CHALLENGE:
Omit all images. Write out the rest of the material exactly.
[Begin]
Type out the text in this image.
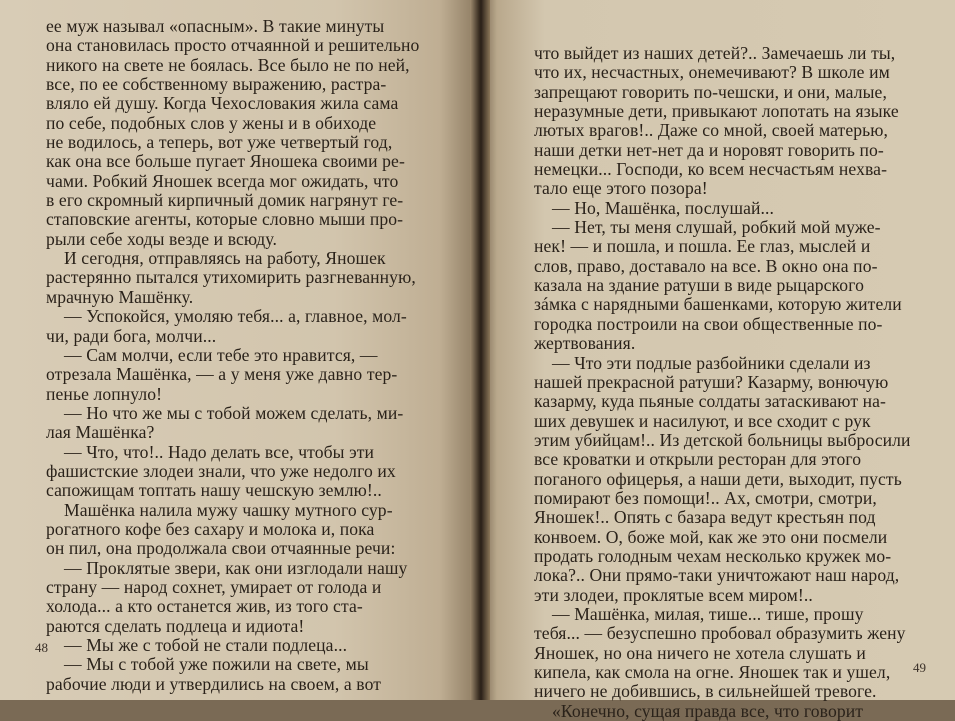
ее муж называл «опасным». В такие минуты
она становилась просто отчаянной и решительно
никого на свете не боялась. Все было не по ней,
все, по ее собственному выражению, растра-
вляло ей душу. Когда Чехословакия жила сама
по себе, подобных слов у жены и в обиходе
не водилось, а теперь, вот уже четвертый год,
как она все больше пугает Яношека своими ре-
чами. Робкий Яношек всегда мог ожидать, что
в его скромный кирпичный домик нагрянут ге-
стаповские агенты, которые словно мыши про-
рыли себе ходы везде и всюду.
И сегодня, отправляясь на работу, Яношек
растерянно пытался утихомирить разгневанную,
мрачную Машёнку.
— Успокойся, умоляю тебя... а, главное, мол-
чи, ради бога, молчи...
— Сам молчи, если тебе это нравится, —
отрезала Машёнка, — а у меня уже давно тер-
пенье лопнуло!
— Но что же мы с тобой можем сделать, ми-
лая Машёнка?
— Что, что!.. Надо делать все, чтобы эти
фашистские злодеи знали, что уже недолго их
сапожищам топтать нашу чешскую землю!..
Машёнка налила мужу чашку мутного сур-
рогатного кофе без сахару и молока и, пока
он пил, она продолжала свои отчаянные речи:
— Проклятые звери, как они изглодали нашу
страну — народ сохнет, умирает от голода и
холода... а кто останется жив, из того ста-
раются сделать подлеца и идиота!
— Мы же с тобой не стали подлеца...
— Мы с тобой уже пожили на свете, мы
рабочие люди и утвердились на своем, а вот
48
что выйдет из наших детей?.. Замечаешь ли ты,
что их, несчастных, онемечивают? В школе им
запрещают говорить по-чешски, и они, малые,
неразумные дети, привыкают лопотать на языке
лютых врагов!.. Даже со мной, своей матерью,
наши детки нет-нет да и норовят говорить по-
немецки... Господи, ко всем несчастьям нехва-
тало еще этого позора!
— Но, Машёнка, послушай...
— Нет, ты меня слушай, робкий мой муже-
нек! — и пошла, и пошла. Ее глаз, мыслей и
слов, право, доставало на все. В окно она по-
казала на здание ратуши в виде рыцарского
зáмка с нарядными башенками, которую жители
городка построили на свои общественные по-
жертвования.
— Что эти подлые разбойники сделали из
нашей прекрасной ратуши? Казарму, вонючую
казарму, куда пьяные солдаты затаскивают на-
ших девушек и насилуют, и все сходит с рук
этим убийцам!.. Из детской больницы выбросили
все кроватки и открыли ресторан для этого
поганого офицерья, а наши дети, выходит, пусть
помирают без помощи!.. Ах, смотри, смотри,
Яношек!.. Опять с базара ведут крестьян под
конвоем. О, боже мой, как же это они посмели
продать голодным чехам несколько кружек мо-
лока?.. Они прямо-таки уничтожают наш народ,
эти злодеи, проклятые всем миром!..
— Машёнка, милая, тише... тише, прошу
тебя... — безуспешно пробовал образумить жену
Яношек, но она ничего не хотела слушать и
кипела, как смола на огне. Яношек так и ушел,
ничего не добившись, в сильнейшей тревоге.
«Конечно, сущая правда все, что говорит
49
[End]
COMPLETE OUTPUT:
Type out the text in this image.
ее муж называл «опасным». В такие минуты
она становилась просто отчаянной и решительно
никого на свете не боялась. Все было не по ней,
все, по ее собственному выражению, растра-
вляло ей душу. Когда Чехословакия жила сама
по себе, подобных слов у жены и в обиходе
не водилось, а теперь, вот уже четвертый год,
как она все больше пугает Яношека своими ре-
чами. Робкий Яношек всегда мог ожидать, что
в его скромный кирпичный домик нагрянут ге-
стаповские агенты, которые словно мыши про-
рыли себе ходы везде и всюду.
И сегодня, отправляясь на работу, Яношек
растерянно пытался утихомирить разгневанную,
мрачную Машёнку.
— Успокойся, умоляю тебя... а, главное, мол-
чи, ради бога, молчи...
— Сам молчи, если тебе это нравится, —
отрезала Машёнка, — а у меня уже давно тер-
пенье лопнуло!
— Но что же мы с тобой можем сделать, ми-
лая Машёнка?
— Что, что!.. Надо делать все, чтобы эти
фашистские злодеи знали, что уже недолго их
сапожищам топтать нашу чешскую землю!..
Машёнка налила мужу чашку мутного сур-
рогатного кофе без сахару и молока и, пока
он пил, она продолжала свои отчаянные речи:
— Проклятые звери, как они изглодали нашу
страну — народ сохнет, умирает от голода и
холода... а кто останется жив, из того ста-
раются сделать подлеца и идиота!
— Мы же с тобой не стали подлеца...
— Мы с тобой уже пожили на свете, мы
рабочие люди и утвердились на своем, а вот
48
что выйдет из наших детей?.. Замечаешь ли ты,
что их, несчастных, онемечивают? В школе им
запрещают говорить по-чешски, и они, малые,
неразумные дети, привыкают лопотать на языке
лютых врагов!.. Даже со мной, своей матерью,
наши детки нет-нет да и норовят говорить по-
немецки... Господи, ко всем несчастьям нехва-
тало еще этого позора!
— Но, Машёнка, послушай...
— Нет, ты меня слушай, робкий мой муже-
нек! — и пошла, и пошла. Ее глаз, мыслей и
слов, право, доставало на все. В окно она по-
казала на здание ратуши в виде рыцарского
зáмка с нарядными башенками, которую жители
городка построили на свои общественные по-
жертвования.
— Что эти подлые разбойники сделали из
нашей прекрасной ратуши? Казарму, вонючую
казарму, куда пьяные солдаты затаскивают на-
ших девушек и насилуют, и все сходит с рук
этим убийцам!.. Из детской больницы выбросили
все кроватки и открыли ресторан для этого
поганого офицерья, а наши дети, выходит, пусть
помирают без помощи!.. Ах, смотри, смотри,
Яношек!.. Опять с базара ведут крестьян под
конвоем. О, боже мой, как же это они посмели
продать голодным чехам несколько кружек мо-
лока?.. Они прямо-таки уничтожают наш народ,
эти злодеи, проклятые всем миром!..
— Машёнка, милая, тише... тише, прошу
тебя... — безуспешно пробовал образумить жену
Яношек, но она ничего не хотела слушать и
кипела, как смола на огне. Яношек так и ушел,
ничего не добившись, в сильнейшей тревоге.
«Конечно, сущая правда все, что говорит
49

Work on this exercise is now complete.